==== RECORD EXTRACTS

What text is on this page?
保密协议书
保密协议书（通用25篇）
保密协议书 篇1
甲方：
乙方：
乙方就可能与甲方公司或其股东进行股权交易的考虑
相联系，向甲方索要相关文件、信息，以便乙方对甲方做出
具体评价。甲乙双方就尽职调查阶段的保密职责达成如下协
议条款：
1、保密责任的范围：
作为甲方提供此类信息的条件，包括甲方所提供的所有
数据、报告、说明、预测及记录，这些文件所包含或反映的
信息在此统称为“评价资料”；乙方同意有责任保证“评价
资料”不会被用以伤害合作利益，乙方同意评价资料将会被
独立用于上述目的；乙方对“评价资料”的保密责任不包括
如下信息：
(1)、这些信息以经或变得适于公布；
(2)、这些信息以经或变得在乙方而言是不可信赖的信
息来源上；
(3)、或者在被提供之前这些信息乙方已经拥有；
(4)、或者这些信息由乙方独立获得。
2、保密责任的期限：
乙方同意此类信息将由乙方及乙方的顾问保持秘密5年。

========

THE PROBLEM: Give the listing above again, word for word.

THE RESPONSE:
What text is on this page?
保密协议书
保密协议书（通用25篇）
保密协议书 篇1
甲方：
乙方：
乙方就可能与甲方公司或其股东进行股权交易的考虑
相联系，向甲方索要相关文件、信息，以便乙方对甲方做出
具体评价。甲乙双方就尽职调查阶段的保密职责达成如下协
议条款：
1、保密责任的范围：
作为甲方提供此类信息的条件，包括甲方所提供的所有
数据、报告、说明、预测及记录，这些文件所包含或反映的
信息在此统称为“评价资料”；乙方同意有责任保证“评价
资料”不会被用以伤害合作利益，乙方同意评价资料将会被
独立用于上述目的；乙方对“评价资料”的保密责任不包括
如下信息：
(1)、这些信息以经或变得适于公布；
(2)、这些信息以经或变得在乙方而言是不可信赖的信
息来源上；
(3)、或者在被提供之前这些信息乙方已经拥有；
(4)、或者这些信息由乙方独立获得。
2、保密责任的期限：
乙方同意此类信息将由乙方及乙方的顾问保持秘密5年。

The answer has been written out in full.